::: Data for this exercise :::

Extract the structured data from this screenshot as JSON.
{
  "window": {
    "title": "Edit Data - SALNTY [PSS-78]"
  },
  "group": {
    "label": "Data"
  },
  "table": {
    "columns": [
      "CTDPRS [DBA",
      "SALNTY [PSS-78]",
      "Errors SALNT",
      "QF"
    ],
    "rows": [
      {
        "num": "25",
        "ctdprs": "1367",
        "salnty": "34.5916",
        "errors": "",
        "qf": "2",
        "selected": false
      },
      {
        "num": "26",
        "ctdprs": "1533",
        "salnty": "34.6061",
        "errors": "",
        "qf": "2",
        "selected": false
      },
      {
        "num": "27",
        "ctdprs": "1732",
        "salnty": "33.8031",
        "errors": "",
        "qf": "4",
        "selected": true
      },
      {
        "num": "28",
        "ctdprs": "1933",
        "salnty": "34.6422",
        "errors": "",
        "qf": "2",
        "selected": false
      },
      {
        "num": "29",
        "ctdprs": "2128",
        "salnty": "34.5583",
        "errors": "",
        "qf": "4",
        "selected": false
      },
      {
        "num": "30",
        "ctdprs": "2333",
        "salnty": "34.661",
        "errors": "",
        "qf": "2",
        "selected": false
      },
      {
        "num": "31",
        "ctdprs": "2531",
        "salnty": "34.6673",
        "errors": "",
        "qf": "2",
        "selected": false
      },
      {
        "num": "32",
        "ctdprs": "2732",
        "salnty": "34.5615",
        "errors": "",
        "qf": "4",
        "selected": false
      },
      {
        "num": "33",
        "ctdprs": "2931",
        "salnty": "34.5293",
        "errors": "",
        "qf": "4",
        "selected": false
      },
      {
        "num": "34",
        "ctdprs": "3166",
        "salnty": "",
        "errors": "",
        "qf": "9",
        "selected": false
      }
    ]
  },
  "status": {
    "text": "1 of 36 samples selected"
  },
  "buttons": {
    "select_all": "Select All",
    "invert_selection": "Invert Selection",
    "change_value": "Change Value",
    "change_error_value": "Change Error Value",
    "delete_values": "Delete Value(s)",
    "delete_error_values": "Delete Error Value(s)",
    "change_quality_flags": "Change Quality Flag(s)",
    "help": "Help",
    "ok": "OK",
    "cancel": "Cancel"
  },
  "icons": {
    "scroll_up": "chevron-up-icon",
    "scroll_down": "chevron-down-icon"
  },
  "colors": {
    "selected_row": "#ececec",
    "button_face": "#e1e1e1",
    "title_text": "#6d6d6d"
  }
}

:::

◆ What to work on
For the listing above, give the number of lines in which the string "chevron" occurs, and nothing else.

◆ Solution for this task
2